(Records from a data collection)
——————

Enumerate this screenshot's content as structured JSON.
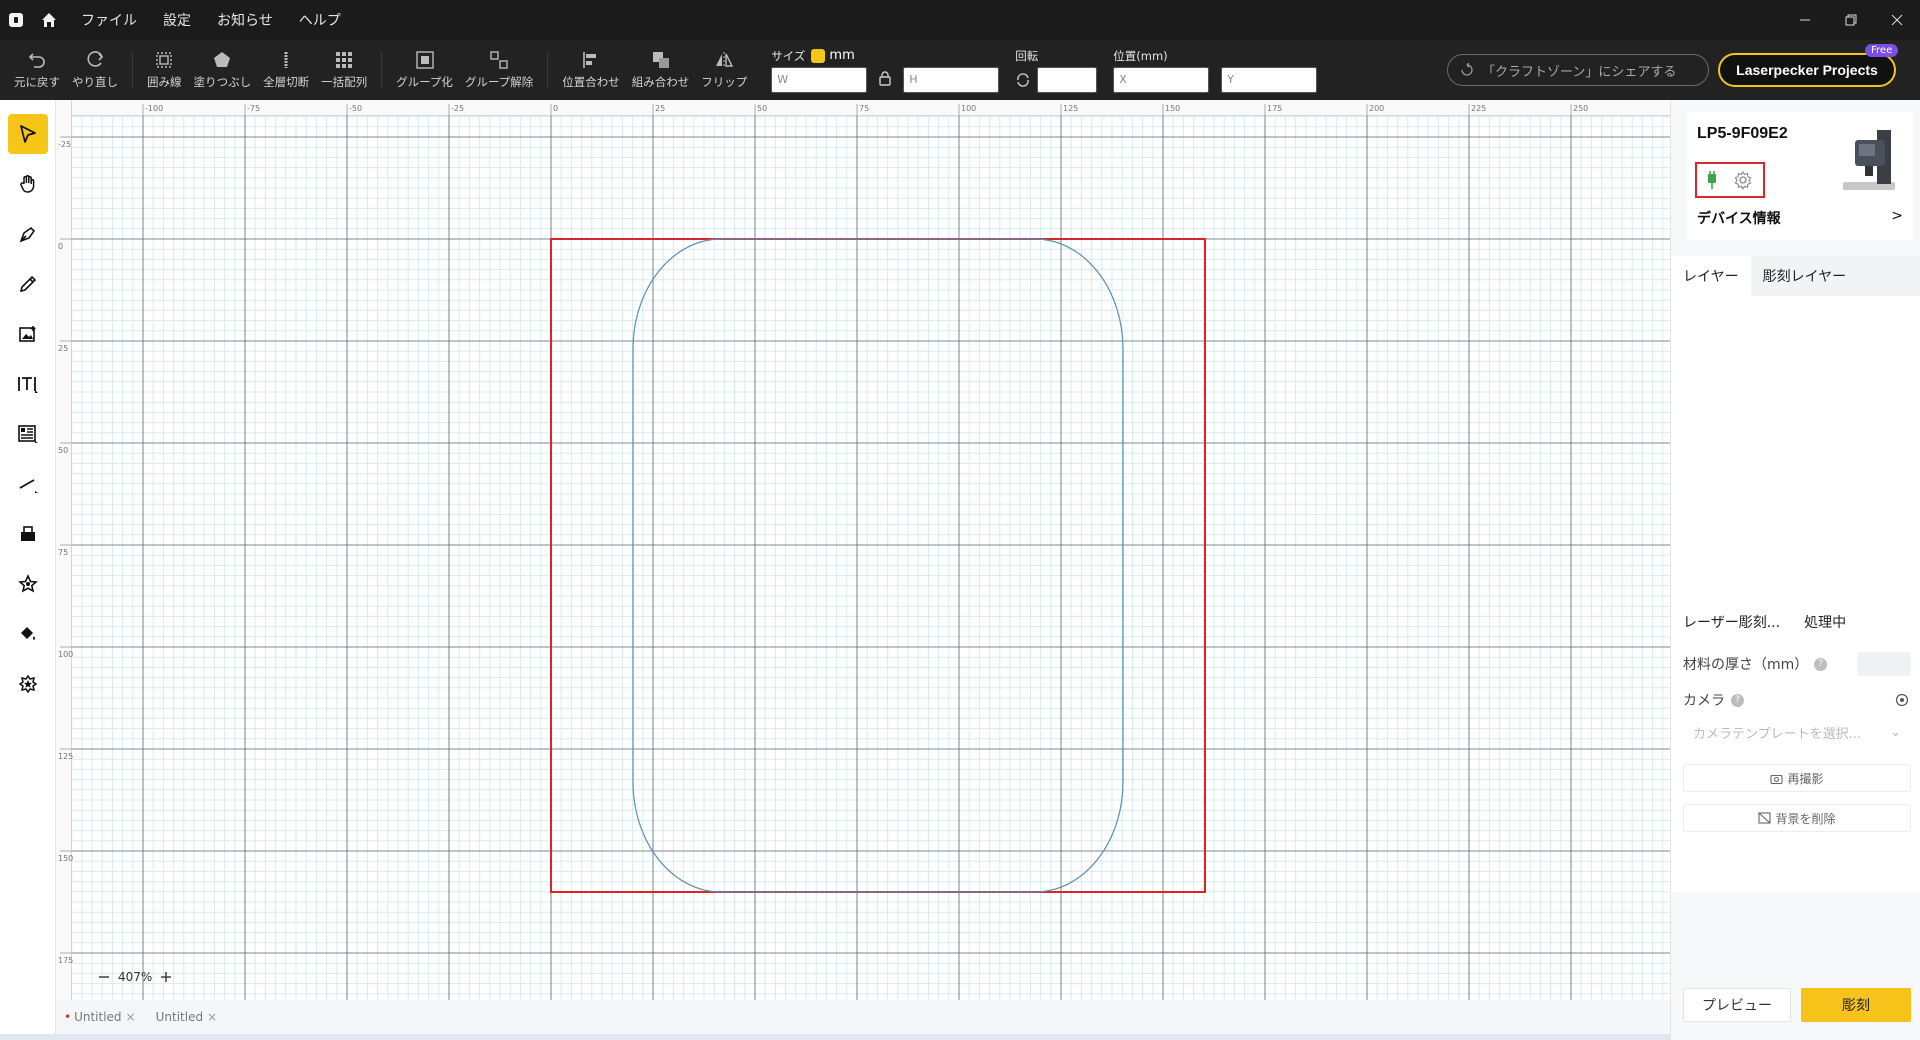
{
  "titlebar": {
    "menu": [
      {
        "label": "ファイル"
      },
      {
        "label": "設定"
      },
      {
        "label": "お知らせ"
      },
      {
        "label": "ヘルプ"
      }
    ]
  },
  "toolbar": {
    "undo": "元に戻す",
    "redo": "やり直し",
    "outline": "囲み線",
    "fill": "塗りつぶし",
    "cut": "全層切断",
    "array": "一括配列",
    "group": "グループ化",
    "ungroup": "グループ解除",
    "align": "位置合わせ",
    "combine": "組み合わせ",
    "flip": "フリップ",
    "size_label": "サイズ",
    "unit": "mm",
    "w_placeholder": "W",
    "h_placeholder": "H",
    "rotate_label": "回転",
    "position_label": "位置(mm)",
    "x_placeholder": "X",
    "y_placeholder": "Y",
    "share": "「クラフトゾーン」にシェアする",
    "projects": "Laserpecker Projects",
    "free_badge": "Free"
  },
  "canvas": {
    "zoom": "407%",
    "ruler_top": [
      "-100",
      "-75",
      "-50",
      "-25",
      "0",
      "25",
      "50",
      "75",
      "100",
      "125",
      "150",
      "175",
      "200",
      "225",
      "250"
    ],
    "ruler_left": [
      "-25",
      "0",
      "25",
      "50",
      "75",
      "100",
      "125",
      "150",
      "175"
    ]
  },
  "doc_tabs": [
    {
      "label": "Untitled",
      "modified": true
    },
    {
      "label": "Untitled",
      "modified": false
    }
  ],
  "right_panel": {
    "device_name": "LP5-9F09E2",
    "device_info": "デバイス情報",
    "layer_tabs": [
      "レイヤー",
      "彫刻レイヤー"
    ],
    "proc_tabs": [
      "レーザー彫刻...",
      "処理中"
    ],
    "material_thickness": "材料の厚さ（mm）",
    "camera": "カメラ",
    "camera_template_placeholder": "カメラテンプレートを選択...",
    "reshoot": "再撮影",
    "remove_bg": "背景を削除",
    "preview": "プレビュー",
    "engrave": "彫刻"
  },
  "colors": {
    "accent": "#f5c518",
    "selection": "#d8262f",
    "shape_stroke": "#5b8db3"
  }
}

——————

TASK OBJECTIVE » Exclude the pictures and repeat every other part of the records word for word.

THE RESPONSE »
Enumerate this screenshot's content as structured JSON.
{
  "titlebar": {
    "menu": [
      {
        "label": "ファイル"
      },
      {
        "label": "設定"
      },
      {
        "label": "お知らせ"
      },
      {
        "label": "ヘルプ"
      }
    ]
  },
  "toolbar": {
    "undo": "元に戻す",
    "redo": "やり直し",
    "outline": "囲み線",
    "fill": "塗りつぶし",
    "cut": "全層切断",
    "array": "一括配列",
    "group": "グループ化",
    "ungroup": "グループ解除",
    "align": "位置合わせ",
    "combine": "組み合わせ",
    "flip": "フリップ",
    "size_label": "サイズ",
    "unit": "mm",
    "w_placeholder": "W",
    "h_placeholder": "H",
    "rotate_label": "回転",
    "position_label": "位置(mm)",
    "x_placeholder": "X",
    "y_placeholder": "Y",
    "share": "「クラフトゾーン」にシェアする",
    "projects": "Laserpecker Projects",
    "free_badge": "Free"
  },
  "canvas": {
    "zoom": "407%",
    "ruler_top": [
      "-100",
      "-75",
      "-50",
      "-25",
      "0",
      "25",
      "50",
      "75",
      "100",
      "125",
      "150",
      "175",
      "200",
      "225",
      "250"
    ],
    "ruler_left": [
      "-25",
      "0",
      "25",
      "50",
      "75",
      "100",
      "125",
      "150",
      "175"
    ]
  },
  "doc_tabs": [
    {
      "label": "Untitled",
      "modified": true
    },
    {
      "label": "Untitled",
      "modified": false
    }
  ],
  "right_panel": {
    "device_name": "LP5-9F09E2",
    "device_info": "デバイス情報",
    "layer_tabs": [
      "レイヤー",
      "彫刻レイヤー"
    ],
    "proc_tabs": [
      "レーザー彫刻...",
      "処理中"
    ],
    "material_thickness": "材料の厚さ（mm）",
    "camera": "カメラ",
    "camera_template_placeholder": "カメラテンプレートを選択...",
    "reshoot": "再撮影",
    "remove_bg": "背景を削除",
    "preview": "プレビュー",
    "engrave": "彫刻"
  },
  "colors": {
    "accent": "#f5c518",
    "selection": "#d8262f",
    "shape_stroke": "#5b8db3"
  }
}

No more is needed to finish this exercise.